START

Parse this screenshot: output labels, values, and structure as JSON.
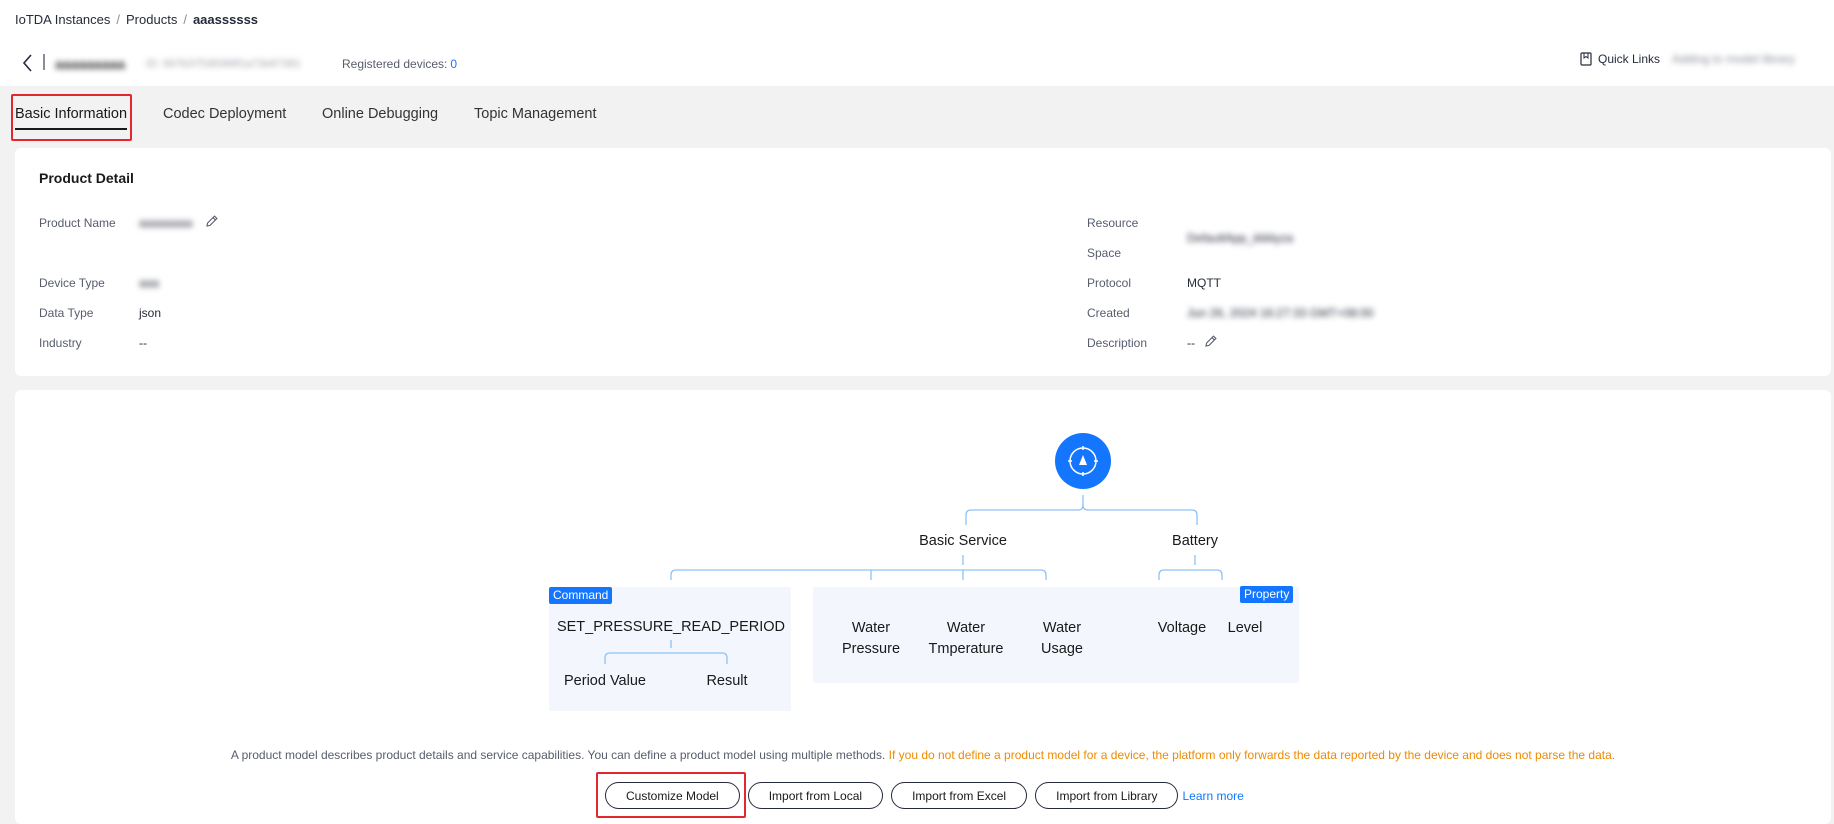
{
  "breadcrumb": {
    "items": [
      "IoTDA Instances",
      "Products",
      "aaassssss"
    ],
    "separator": "/"
  },
  "header": {
    "product_name": "aaaaaaaaa",
    "product_id": "ID: 667b37538368f1a73e67381",
    "registered_label": "Registered devices:",
    "registered_count": "0",
    "quick_links": "Quick Links",
    "add_library": "Adding to model library"
  },
  "tabs": [
    {
      "label": "Basic Information",
      "active": true
    },
    {
      "label": "Codec Deployment",
      "active": false
    },
    {
      "label": "Online Debugging",
      "active": false
    },
    {
      "label": "Topic Management",
      "active": false
    }
  ],
  "product_detail": {
    "title": "Product Detail",
    "fields": {
      "product_name": {
        "label": "Product Name",
        "value": "aaaaaaaa"
      },
      "device_type": {
        "label": "Device Type",
        "value": "aaa"
      },
      "data_type": {
        "label": "Data Type",
        "value": "json"
      },
      "industry": {
        "label": "Industry",
        "value": "--"
      },
      "resource_space": {
        "label_line1": "Resource",
        "label_line2": "Space",
        "value": "DefaultApp_iiiiiiiiyza"
      },
      "protocol": {
        "label": "Protocol",
        "value": "MQTT"
      },
      "created": {
        "label": "Created",
        "value": "Jun 26, 2024 16:27:33 GMT+08:00"
      },
      "description": {
        "label": "Description",
        "value": "--"
      }
    }
  },
  "model_diagram": {
    "services": [
      {
        "name": "Basic Service",
        "command_tag": "Command",
        "command": {
          "name": "SET_PRESSURE_READ_PERIOD",
          "params": [
            "Period Value",
            "Result"
          ]
        },
        "properties": [
          {
            "line1": "Water",
            "line2": "Pressure"
          },
          {
            "line1": "Water",
            "line2": "Tmperature"
          },
          {
            "line1": "Water",
            "line2": "Usage"
          }
        ]
      },
      {
        "name": "Battery",
        "property_tag": "Property",
        "properties": [
          {
            "line1": "Voltage"
          },
          {
            "line1": "Level"
          }
        ]
      }
    ]
  },
  "model_description": {
    "normal": "A product model describes product details and service capabilities. You can define a product model using multiple methods.",
    "warning": "If you do not define a product model for a device, the platform only forwards the data reported by the device and does not parse the data."
  },
  "actions": {
    "customize": "Customize Model",
    "import_local": "Import from Local",
    "import_excel": "Import from Excel",
    "import_library": "Import from Library",
    "learn_more": "Learn more"
  },
  "colors": {
    "accent": "#1476ff",
    "warning": "#ed8b00",
    "highlight": "#e0282e",
    "line": "#8ec2f5"
  }
}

END

### Problem
Quote every record above exactly, leaving out any pictures.

### Full solution
Parse this screenshot: output labels, values, and structure as JSON.
{
  "breadcrumb": {
    "items": [
      "IoTDA Instances",
      "Products",
      "aaassssss"
    ],
    "separator": "/"
  },
  "header": {
    "product_name": "aaaaaaaaa",
    "product_id": "ID: 667b37538368f1a73e67381",
    "registered_label": "Registered devices:",
    "registered_count": "0",
    "quick_links": "Quick Links",
    "add_library": "Adding to model library"
  },
  "tabs": [
    {
      "label": "Basic Information",
      "active": true
    },
    {
      "label": "Codec Deployment",
      "active": false
    },
    {
      "label": "Online Debugging",
      "active": false
    },
    {
      "label": "Topic Management",
      "active": false
    }
  ],
  "product_detail": {
    "title": "Product Detail",
    "fields": {
      "product_name": {
        "label": "Product Name",
        "value": "aaaaaaaa"
      },
      "device_type": {
        "label": "Device Type",
        "value": "aaa"
      },
      "data_type": {
        "label": "Data Type",
        "value": "json"
      },
      "industry": {
        "label": "Industry",
        "value": "--"
      },
      "resource_space": {
        "label_line1": "Resource",
        "label_line2": "Space",
        "value": "DefaultApp_iiiiiiiiyza"
      },
      "protocol": {
        "label": "Protocol",
        "value": "MQTT"
      },
      "created": {
        "label": "Created",
        "value": "Jun 26, 2024 16:27:33 GMT+08:00"
      },
      "description": {
        "label": "Description",
        "value": "--"
      }
    }
  },
  "model_diagram": {
    "services": [
      {
        "name": "Basic Service",
        "command_tag": "Command",
        "command": {
          "name": "SET_PRESSURE_READ_PERIOD",
          "params": [
            "Period Value",
            "Result"
          ]
        },
        "properties": [
          {
            "line1": "Water",
            "line2": "Pressure"
          },
          {
            "line1": "Water",
            "line2": "Tmperature"
          },
          {
            "line1": "Water",
            "line2": "Usage"
          }
        ]
      },
      {
        "name": "Battery",
        "property_tag": "Property",
        "properties": [
          {
            "line1": "Voltage"
          },
          {
            "line1": "Level"
          }
        ]
      }
    ]
  },
  "model_description": {
    "normal": "A product model describes product details and service capabilities. You can define a product model using multiple methods.",
    "warning": "If you do not define a product model for a device, the platform only forwards the data reported by the device and does not parse the data."
  },
  "actions": {
    "customize": "Customize Model",
    "import_local": "Import from Local",
    "import_excel": "Import from Excel",
    "import_library": "Import from Library",
    "learn_more": "Learn more"
  },
  "colors": {
    "accent": "#1476ff",
    "warning": "#ed8b00",
    "highlight": "#e0282e",
    "line": "#8ec2f5"
  }
}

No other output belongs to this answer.